*WHAT YOU ARE ASKED TO DO*.
Without the pictures, write out all the lines below exactly as they appear.

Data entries
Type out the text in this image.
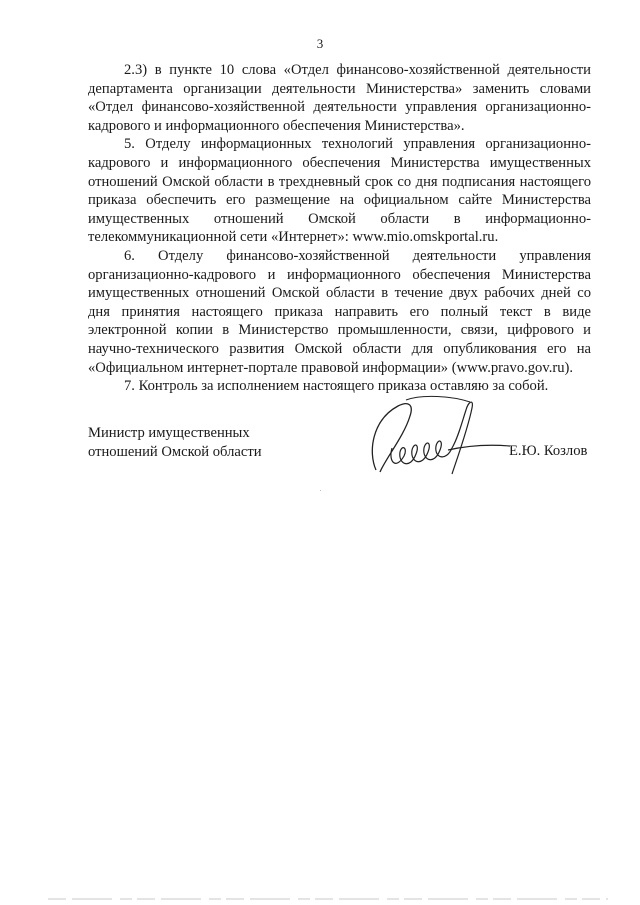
3

2.3) в пункте 10 слова «Отдел финансово-хозяйственной деятельности департамента организации деятельности Министерства» заменить словами «Отдел финансово-хозяйственной деятельности управления организационно-кадрового и информационного обеспечения Министерства».

5. Отделу информационных технологий управления организационно-кадрового и информационного обеспечения Министерства имущественных отношений Омской области в трехдневный срок со дня подписания настоящего приказа обеспечить его размещение на официальном сайте Министерства имущественных отношений Омской области в информационно-телекоммуникационной сети «Интернет»: www.mio.omskportal.ru.

6. Отделу финансово-хозяйственной деятельности управления организационно-кадрового и информационного обеспечения Министерства имущественных отношений Омской области в течение двух рабочих дней со дня принятия настоящего приказа направить его полный текст в виде электронной копии в Министерство промышленности, связи, цифрового и научно-технического развития Омской области для опубликования его на «Официальном интернет-портале правовой информации» (www.pravo.gov.ru).

7. Контроль за исполнением настоящего приказа оставляю за собой.

Министр имущественных
отношений Омской области	Е.Ю. Козлов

*THE OUTPUT*.
Type out the text in this image.
3

2.3) в пункте 10 слова «Отдел финансово-хозяйственной деятельности департамента организации деятельности Министерства» заменить словами «Отдел финансово-хозяйственной деятельности управления организационно-кадрового и информационного обеспечения Министерства».

5. Отделу информационных технологий управления организационно-кадрового и информационного обеспечения Министерства имущественных отношений Омской области в трехдневный срок со дня подписания настоящего приказа обеспечить его размещение на официальном сайте Министерства имущественных отношений Омской области в информационно-телекоммуникационной сети «Интернет»: www.mio.omskportal.ru.

6. Отделу финансово-хозяйственной деятельности управления организационно-кадрового и информационного обеспечения Министерства имущественных отношений Омской области в течение двух рабочих дней со дня принятия настоящего приказа направить его полный текст в виде электронной копии в Министерство промышленности, связи, цифрового и научно-технического развития Омской области для опубликования его на «Официальном интернет-портале правовой информации» (www.pravo.gov.ru).

7. Контроль за исполнением настоящего приказа оставляю за собой.

Министр имущественных
отношений Омской области	Е.Ю. Козлов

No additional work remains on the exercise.